> **Problem**: Search the material for the word "Vernichtung" and report each line where it turns up.
___ Data for this task
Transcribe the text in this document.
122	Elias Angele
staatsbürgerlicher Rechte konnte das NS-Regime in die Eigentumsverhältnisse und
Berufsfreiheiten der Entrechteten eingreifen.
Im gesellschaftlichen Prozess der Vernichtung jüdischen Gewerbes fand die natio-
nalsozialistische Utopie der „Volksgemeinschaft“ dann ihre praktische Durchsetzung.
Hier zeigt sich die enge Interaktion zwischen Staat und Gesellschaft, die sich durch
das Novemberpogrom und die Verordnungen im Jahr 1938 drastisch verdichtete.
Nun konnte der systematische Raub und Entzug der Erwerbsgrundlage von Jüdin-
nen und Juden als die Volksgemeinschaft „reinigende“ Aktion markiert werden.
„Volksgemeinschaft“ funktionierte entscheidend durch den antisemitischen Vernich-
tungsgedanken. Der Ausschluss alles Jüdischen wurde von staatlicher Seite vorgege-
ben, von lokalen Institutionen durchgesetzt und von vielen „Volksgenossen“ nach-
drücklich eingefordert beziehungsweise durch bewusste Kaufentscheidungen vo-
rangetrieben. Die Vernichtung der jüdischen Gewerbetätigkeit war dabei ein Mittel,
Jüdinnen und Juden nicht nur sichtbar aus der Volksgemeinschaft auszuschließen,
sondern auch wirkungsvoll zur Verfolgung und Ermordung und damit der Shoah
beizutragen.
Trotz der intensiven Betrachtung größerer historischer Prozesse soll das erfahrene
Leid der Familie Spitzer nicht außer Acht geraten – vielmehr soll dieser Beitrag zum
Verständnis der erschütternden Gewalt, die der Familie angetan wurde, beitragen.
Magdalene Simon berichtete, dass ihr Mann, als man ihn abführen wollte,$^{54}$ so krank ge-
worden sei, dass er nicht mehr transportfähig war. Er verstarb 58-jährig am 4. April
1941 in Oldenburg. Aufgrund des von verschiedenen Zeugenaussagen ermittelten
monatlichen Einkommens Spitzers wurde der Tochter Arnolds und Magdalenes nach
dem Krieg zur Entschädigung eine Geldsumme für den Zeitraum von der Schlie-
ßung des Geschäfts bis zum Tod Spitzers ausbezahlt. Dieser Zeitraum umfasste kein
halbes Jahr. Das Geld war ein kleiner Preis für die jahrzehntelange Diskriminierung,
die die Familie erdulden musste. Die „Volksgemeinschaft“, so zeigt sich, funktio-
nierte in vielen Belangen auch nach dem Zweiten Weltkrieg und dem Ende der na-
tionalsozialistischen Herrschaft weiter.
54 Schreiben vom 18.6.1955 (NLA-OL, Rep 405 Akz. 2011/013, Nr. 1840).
______
> **Answer in full**:
Im gesellschaftlichen Prozess der Vernichtung jüdischen Gewerbes fand die natio-
rangetrieben. Die Vernichtung der jüdischen Gewerbetätigkeit war dabei ein Mittel,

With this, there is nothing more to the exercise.